SHORT EXERCISE: Will you output all of the data below exactly, omitting the images?

Dataset items:
========
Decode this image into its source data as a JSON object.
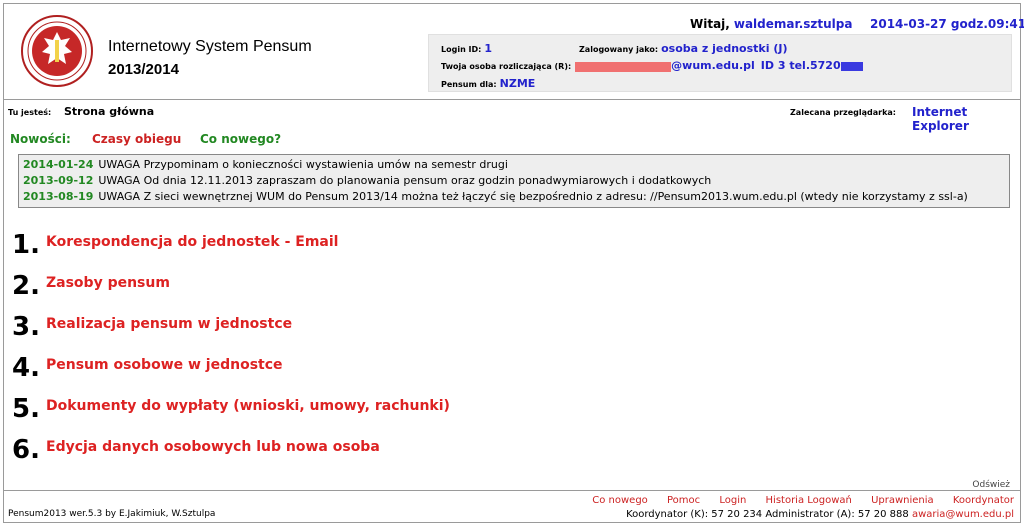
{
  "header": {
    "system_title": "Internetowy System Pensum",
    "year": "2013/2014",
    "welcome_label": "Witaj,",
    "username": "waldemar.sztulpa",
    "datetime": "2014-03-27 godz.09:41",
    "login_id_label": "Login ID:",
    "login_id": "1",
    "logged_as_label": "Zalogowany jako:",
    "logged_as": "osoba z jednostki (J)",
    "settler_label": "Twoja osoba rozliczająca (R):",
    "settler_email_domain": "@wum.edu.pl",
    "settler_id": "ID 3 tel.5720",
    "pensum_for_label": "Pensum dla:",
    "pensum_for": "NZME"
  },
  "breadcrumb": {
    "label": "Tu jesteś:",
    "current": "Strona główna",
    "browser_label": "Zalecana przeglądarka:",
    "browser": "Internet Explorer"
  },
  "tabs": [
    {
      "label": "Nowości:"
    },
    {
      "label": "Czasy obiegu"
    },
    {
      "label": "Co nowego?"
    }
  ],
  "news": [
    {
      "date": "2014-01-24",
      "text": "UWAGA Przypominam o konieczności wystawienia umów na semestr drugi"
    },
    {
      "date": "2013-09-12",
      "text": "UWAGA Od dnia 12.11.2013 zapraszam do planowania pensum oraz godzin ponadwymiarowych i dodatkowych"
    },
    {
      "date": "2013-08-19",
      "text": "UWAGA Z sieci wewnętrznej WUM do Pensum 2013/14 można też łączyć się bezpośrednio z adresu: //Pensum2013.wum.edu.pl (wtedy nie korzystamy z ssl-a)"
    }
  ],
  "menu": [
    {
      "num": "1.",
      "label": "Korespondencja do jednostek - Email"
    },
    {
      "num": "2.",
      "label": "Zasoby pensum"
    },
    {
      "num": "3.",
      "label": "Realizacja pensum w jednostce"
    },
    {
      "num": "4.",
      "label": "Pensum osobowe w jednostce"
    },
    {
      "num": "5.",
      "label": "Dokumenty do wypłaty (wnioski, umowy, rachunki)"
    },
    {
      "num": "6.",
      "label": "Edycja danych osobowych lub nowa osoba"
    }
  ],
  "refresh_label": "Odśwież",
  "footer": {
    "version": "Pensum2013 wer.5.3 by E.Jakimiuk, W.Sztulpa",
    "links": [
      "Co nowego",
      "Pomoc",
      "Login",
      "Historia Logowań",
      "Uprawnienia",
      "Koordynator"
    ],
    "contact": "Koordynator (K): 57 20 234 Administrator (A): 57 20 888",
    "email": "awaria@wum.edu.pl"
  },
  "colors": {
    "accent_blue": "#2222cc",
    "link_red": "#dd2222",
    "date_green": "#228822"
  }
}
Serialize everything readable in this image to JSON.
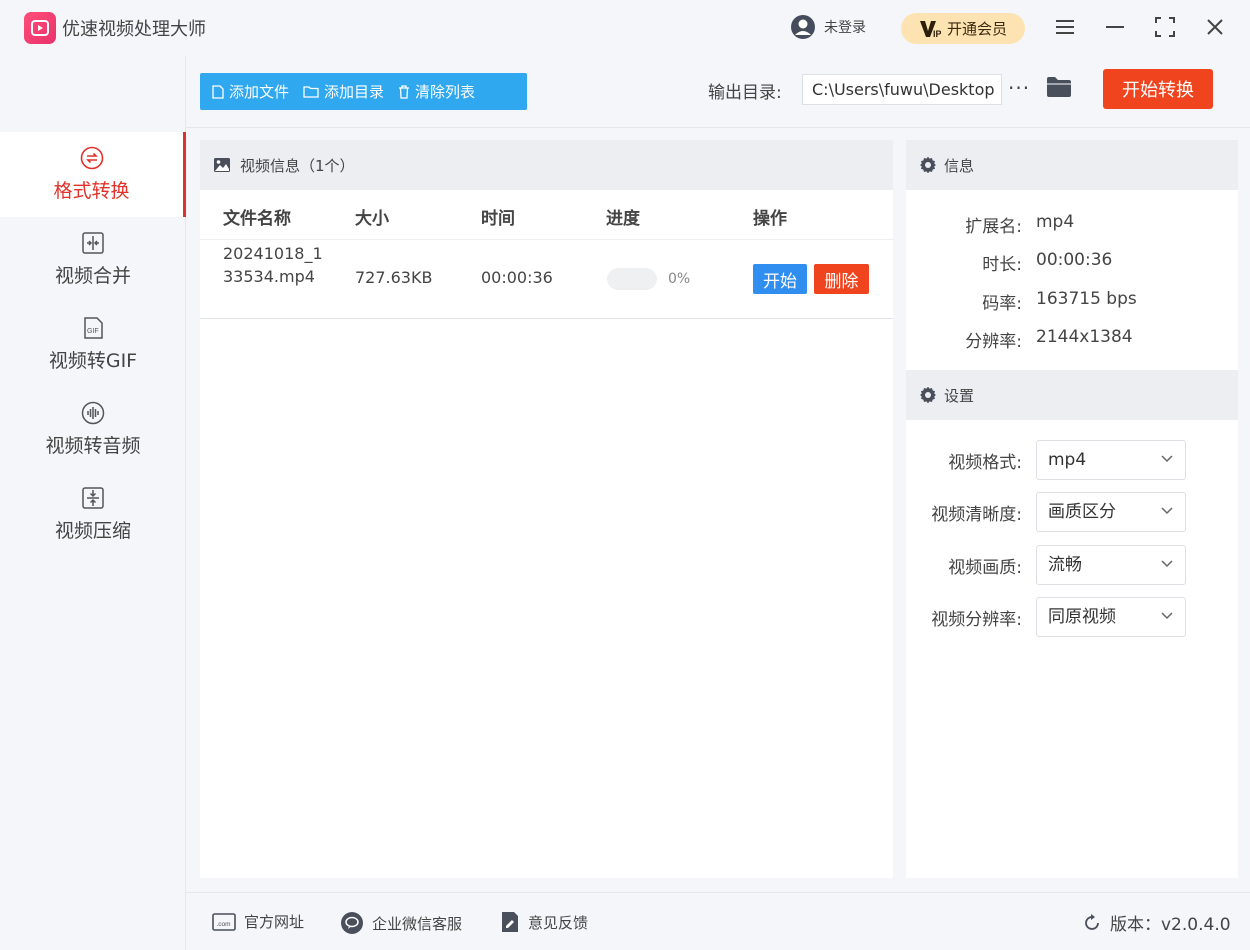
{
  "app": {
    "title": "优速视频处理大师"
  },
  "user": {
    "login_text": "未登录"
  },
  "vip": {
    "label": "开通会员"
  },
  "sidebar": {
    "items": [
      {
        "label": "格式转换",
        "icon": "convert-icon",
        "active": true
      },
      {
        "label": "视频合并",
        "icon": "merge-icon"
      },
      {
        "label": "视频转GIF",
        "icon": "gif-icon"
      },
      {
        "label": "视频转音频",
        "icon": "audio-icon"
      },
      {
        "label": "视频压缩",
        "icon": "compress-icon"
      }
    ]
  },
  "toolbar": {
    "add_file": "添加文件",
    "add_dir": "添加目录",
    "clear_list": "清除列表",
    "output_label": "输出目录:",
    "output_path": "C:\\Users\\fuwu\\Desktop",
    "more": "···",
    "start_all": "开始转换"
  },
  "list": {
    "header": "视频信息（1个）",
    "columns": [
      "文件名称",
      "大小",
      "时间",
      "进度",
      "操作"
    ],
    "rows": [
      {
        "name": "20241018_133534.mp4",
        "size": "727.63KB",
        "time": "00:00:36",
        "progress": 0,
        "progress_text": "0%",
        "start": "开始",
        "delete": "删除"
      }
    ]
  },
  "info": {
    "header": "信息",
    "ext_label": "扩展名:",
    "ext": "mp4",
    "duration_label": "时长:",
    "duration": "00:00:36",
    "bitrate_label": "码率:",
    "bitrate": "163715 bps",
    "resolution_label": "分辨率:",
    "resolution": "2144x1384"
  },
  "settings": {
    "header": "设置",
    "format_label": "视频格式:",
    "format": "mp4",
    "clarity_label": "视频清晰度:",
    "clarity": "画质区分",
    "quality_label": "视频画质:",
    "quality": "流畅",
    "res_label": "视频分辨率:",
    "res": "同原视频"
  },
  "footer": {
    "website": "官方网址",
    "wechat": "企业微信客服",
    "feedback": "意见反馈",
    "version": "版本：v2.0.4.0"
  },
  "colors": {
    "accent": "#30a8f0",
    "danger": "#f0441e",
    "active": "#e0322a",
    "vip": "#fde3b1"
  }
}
========
WRITTEN ANSWER:
Decode this image into its source data as a JSON object.
{
  "header": {
    "system_title": "Internetowy System Pensum",
    "year": "2013/2014",
    "welcome_label": "Witaj,",
    "username": "waldemar.sztulpa",
    "datetime": "2014-03-27 godz.09:41",
    "login_id_label": "Login ID:",
    "login_id": "1",
    "logged_as_label": "Zalogowany jako:",
    "logged_as": "osoba z jednostki (J)",
    "settler_label": "Twoja osoba rozliczająca (R):",
    "settler_email_domain": "@wum.edu.pl",
    "settler_id": "ID 3 tel.5720",
    "pensum_for_label": "Pensum dla:",
    "pensum_for": "NZME"
  },
  "breadcrumb": {
    "label": "Tu jesteś:",
    "current": "Strona główna",
    "browser_label": "Zalecana przeglądarka:",
    "browser": "Internet Explorer"
  },
  "tabs": [
    {
      "label": "Nowości:"
    },
    {
      "label": "Czasy obiegu"
    },
    {
      "label": "Co nowego?"
    }
  ],
  "news": [
    {
      "date": "2014-01-24",
      "text": "UWAGA Przypominam o konieczności wystawienia umów na semestr drugi"
    },
    {
      "date": "2013-09-12",
      "text": "UWAGA Od dnia 12.11.2013 zapraszam do planowania pensum oraz godzin ponadwymiarowych i dodatkowych"
    },
    {
      "date": "2013-08-19",
      "text": "UWAGA Z sieci wewnętrznej WUM do Pensum 2013/14 można też łączyć się bezpośrednio z adresu: //Pensum2013.wum.edu.pl (wtedy nie korzystamy z ssl-a)"
    }
  ],
  "menu": [
    {
      "num": "1.",
      "label": "Korespondencja do jednostek - Email"
    },
    {
      "num": "2.",
      "label": "Zasoby pensum"
    },
    {
      "num": "3.",
      "label": "Realizacja pensum w jednostce"
    },
    {
      "num": "4.",
      "label": "Pensum osobowe w jednostce"
    },
    {
      "num": "5.",
      "label": "Dokumenty do wypłaty (wnioski, umowy, rachunki)"
    },
    {
      "num": "6.",
      "label": "Edycja danych osobowych lub nowa osoba"
    }
  ],
  "refresh_label": "Odśwież",
  "footer": {
    "version": "Pensum2013 wer.5.3 by E.Jakimiuk, W.Sztulpa",
    "links": [
      "Co nowego",
      "Pomoc",
      "Login",
      "Historia Logowań",
      "Uprawnienia",
      "Koordynator"
    ],
    "contact": "Koordynator (K): 57 20 234 Administrator (A): 57 20 888",
    "email": "awaria@wum.edu.pl"
  },
  "colors": {
    "accent_blue": "#2222cc",
    "link_red": "#dd2222",
    "date_green": "#228822"
  }
}
Serialize everything readable in this image to JSON.
{
  "app": {
    "title": "优速视频处理大师"
  },
  "user": {
    "login_text": "未登录"
  },
  "vip": {
    "label": "开通会员"
  },
  "sidebar": {
    "items": [
      {
        "label": "格式转换",
        "icon": "convert-icon",
        "active": true
      },
      {
        "label": "视频合并",
        "icon": "merge-icon"
      },
      {
        "label": "视频转GIF",
        "icon": "gif-icon"
      },
      {
        "label": "视频转音频",
        "icon": "audio-icon"
      },
      {
        "label": "视频压缩",
        "icon": "compress-icon"
      }
    ]
  },
  "toolbar": {
    "add_file": "添加文件",
    "add_dir": "添加目录",
    "clear_list": "清除列表",
    "output_label": "输出目录:",
    "output_path": "C:\\Users\\fuwu\\Desktop",
    "more": "···",
    "start_all": "开始转换"
  },
  "list": {
    "header": "视频信息（1个）",
    "columns": [
      "文件名称",
      "大小",
      "时间",
      "进度",
      "操作"
    ],
    "rows": [
      {
        "name": "20241018_133534.mp4",
        "size": "727.63KB",
        "time": "00:00:36",
        "progress": 0,
        "progress_text": "0%",
        "start": "开始",
        "delete": "删除"
      }
    ]
  },
  "info": {
    "header": "信息",
    "ext_label": "扩展名:",
    "ext": "mp4",
    "duration_label": "时长:",
    "duration": "00:00:36",
    "bitrate_label": "码率:",
    "bitrate": "163715 bps",
    "resolution_label": "分辨率:",
    "resolution": "2144x1384"
  },
  "settings": {
    "header": "设置",
    "format_label": "视频格式:",
    "format": "mp4",
    "clarity_label": "视频清晰度:",
    "clarity": "画质区分",
    "quality_label": "视频画质:",
    "quality": "流畅",
    "res_label": "视频分辨率:",
    "res": "同原视频"
  },
  "footer": {
    "website": "官方网址",
    "wechat": "企业微信客服",
    "feedback": "意见反馈",
    "version": "版本：v2.0.4.0"
  },
  "colors": {
    "accent": "#30a8f0",
    "danger": "#f0441e",
    "active": "#e0322a",
    "vip": "#fde3b1"
  }
}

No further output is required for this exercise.